## [WORK TO BE COMPLETED]
Do any lines in the data below contain "structured"? If so, copy every one of them.
○ ○ ○ ○
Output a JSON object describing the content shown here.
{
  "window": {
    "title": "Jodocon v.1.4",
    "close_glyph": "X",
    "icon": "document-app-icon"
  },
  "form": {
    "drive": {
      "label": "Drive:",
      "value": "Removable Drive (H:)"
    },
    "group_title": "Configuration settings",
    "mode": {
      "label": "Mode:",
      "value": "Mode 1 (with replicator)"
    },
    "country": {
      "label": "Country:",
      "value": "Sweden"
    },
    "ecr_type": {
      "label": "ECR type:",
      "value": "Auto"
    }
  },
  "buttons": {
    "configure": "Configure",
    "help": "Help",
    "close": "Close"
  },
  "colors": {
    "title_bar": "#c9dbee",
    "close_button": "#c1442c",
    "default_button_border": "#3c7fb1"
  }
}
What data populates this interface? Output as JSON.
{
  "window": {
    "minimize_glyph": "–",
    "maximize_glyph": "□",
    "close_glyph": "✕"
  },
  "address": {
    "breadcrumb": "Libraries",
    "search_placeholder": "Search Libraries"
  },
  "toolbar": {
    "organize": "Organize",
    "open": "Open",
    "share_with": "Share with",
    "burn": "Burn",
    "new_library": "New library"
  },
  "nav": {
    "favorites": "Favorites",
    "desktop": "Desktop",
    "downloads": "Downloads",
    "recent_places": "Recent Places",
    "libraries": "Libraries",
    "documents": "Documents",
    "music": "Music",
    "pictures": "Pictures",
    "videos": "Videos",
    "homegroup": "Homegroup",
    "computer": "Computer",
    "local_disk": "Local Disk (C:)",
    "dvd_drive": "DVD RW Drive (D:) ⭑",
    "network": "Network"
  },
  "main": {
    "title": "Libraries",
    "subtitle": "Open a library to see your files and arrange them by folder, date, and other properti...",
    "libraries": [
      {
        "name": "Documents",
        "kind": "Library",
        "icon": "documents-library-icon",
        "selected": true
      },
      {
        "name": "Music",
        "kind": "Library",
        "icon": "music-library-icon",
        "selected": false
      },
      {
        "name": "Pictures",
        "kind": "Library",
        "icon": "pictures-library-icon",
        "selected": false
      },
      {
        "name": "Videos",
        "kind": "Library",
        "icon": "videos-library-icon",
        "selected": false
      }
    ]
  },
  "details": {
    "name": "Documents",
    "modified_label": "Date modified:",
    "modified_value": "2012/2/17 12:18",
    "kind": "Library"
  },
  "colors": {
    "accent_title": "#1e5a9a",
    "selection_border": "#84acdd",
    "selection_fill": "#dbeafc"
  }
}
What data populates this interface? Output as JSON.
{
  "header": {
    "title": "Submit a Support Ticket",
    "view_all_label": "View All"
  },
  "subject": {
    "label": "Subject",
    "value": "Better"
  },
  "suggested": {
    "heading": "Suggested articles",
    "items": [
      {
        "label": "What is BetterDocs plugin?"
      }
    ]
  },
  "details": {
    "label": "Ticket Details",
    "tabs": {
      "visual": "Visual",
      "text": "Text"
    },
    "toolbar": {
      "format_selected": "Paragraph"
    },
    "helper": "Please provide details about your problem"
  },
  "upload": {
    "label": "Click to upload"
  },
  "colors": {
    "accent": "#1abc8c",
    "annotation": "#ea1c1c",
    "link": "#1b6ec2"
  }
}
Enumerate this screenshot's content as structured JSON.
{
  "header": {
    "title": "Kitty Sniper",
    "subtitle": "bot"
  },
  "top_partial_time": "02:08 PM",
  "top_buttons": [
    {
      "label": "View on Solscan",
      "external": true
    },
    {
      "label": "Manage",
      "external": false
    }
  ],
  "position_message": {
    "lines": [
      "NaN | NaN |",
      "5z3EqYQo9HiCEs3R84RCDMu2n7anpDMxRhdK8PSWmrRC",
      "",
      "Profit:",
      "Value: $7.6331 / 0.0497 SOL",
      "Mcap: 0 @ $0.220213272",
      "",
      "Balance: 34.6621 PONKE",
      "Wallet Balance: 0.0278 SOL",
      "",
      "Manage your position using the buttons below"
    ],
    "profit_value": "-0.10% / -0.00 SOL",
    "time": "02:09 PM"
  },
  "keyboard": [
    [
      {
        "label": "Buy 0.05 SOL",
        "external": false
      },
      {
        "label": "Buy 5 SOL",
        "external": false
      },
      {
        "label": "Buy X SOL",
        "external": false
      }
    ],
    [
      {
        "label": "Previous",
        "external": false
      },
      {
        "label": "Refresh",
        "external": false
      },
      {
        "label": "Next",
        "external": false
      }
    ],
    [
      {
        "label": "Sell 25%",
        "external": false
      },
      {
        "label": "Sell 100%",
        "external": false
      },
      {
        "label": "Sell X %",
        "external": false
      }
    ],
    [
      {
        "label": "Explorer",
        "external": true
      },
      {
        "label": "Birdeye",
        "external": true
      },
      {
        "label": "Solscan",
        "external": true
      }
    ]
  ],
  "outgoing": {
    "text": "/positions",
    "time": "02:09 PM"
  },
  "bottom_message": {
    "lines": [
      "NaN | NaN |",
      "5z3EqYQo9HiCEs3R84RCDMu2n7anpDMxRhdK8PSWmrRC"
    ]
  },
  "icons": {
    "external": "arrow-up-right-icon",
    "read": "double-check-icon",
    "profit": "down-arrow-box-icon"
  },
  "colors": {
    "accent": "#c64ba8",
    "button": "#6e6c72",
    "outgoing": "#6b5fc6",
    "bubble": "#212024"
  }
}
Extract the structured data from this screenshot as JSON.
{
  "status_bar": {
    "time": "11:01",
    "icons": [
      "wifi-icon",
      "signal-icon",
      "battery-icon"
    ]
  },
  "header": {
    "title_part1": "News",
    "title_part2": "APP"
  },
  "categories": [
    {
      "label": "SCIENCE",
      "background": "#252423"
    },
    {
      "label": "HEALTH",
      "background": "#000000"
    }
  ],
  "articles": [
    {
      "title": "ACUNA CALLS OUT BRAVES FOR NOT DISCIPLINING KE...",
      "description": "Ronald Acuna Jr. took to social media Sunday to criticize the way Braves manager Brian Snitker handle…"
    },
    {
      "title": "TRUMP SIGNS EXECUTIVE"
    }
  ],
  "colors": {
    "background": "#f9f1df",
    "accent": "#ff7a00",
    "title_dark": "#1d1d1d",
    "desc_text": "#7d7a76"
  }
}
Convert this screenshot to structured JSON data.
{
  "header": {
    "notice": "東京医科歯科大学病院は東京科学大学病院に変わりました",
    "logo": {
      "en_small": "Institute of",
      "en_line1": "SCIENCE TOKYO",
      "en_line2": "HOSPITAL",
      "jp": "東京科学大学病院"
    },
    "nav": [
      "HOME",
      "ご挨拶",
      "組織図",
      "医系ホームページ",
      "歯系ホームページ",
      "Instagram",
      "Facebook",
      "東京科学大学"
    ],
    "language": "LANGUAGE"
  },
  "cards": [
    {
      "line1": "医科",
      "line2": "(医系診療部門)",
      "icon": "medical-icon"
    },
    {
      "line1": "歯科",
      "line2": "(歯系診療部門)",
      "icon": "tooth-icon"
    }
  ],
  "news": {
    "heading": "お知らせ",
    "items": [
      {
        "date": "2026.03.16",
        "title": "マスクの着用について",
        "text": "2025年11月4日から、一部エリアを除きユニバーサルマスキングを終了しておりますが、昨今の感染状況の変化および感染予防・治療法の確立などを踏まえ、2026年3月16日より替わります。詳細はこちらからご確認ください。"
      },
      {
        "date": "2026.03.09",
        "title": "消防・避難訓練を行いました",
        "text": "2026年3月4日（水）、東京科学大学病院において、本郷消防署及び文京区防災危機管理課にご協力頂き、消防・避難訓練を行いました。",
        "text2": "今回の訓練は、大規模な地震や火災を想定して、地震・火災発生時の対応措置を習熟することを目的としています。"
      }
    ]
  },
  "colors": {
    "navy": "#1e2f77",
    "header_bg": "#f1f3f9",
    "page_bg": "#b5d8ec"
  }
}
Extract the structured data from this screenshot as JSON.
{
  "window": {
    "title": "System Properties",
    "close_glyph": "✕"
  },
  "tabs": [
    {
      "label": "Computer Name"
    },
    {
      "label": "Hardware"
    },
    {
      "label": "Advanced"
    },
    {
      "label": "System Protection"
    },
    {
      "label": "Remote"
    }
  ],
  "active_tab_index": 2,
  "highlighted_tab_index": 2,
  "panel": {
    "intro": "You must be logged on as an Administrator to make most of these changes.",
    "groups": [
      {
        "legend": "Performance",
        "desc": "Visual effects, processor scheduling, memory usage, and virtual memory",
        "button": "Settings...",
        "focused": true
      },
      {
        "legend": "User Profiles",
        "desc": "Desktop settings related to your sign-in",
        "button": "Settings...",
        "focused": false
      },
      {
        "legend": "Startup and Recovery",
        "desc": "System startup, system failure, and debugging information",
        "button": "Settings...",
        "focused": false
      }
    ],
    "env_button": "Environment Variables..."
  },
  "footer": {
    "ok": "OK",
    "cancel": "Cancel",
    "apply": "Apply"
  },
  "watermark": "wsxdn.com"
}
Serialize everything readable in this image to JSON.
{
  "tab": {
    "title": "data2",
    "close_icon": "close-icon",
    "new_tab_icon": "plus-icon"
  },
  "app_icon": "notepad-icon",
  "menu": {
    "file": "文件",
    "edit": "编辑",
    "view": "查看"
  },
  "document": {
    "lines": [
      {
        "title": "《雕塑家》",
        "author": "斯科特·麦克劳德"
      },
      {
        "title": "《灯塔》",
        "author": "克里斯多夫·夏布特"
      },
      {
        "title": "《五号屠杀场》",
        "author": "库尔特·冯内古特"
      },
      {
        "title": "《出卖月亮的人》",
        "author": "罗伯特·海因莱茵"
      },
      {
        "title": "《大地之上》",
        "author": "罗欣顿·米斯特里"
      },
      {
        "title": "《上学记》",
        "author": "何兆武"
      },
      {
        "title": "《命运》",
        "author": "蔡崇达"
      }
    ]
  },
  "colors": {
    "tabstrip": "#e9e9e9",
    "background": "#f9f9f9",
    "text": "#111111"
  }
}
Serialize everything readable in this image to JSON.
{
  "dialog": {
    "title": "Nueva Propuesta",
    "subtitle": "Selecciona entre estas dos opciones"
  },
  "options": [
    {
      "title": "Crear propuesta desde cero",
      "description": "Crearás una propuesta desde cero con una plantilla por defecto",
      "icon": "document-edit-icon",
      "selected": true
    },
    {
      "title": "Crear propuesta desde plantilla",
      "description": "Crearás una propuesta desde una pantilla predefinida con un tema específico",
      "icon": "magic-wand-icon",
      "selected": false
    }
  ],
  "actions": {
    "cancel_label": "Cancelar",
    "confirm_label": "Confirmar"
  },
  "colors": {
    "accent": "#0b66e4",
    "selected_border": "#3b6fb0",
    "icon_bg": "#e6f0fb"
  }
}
○ ○ ○ ○
## [ANSWER]
Enumerate this screenshot's content as structured JSON.
Extract the structured data from this screenshot as JSON.
Convert this screenshot to structured JSON data.
Extract the structured data from this screenshot as JSON.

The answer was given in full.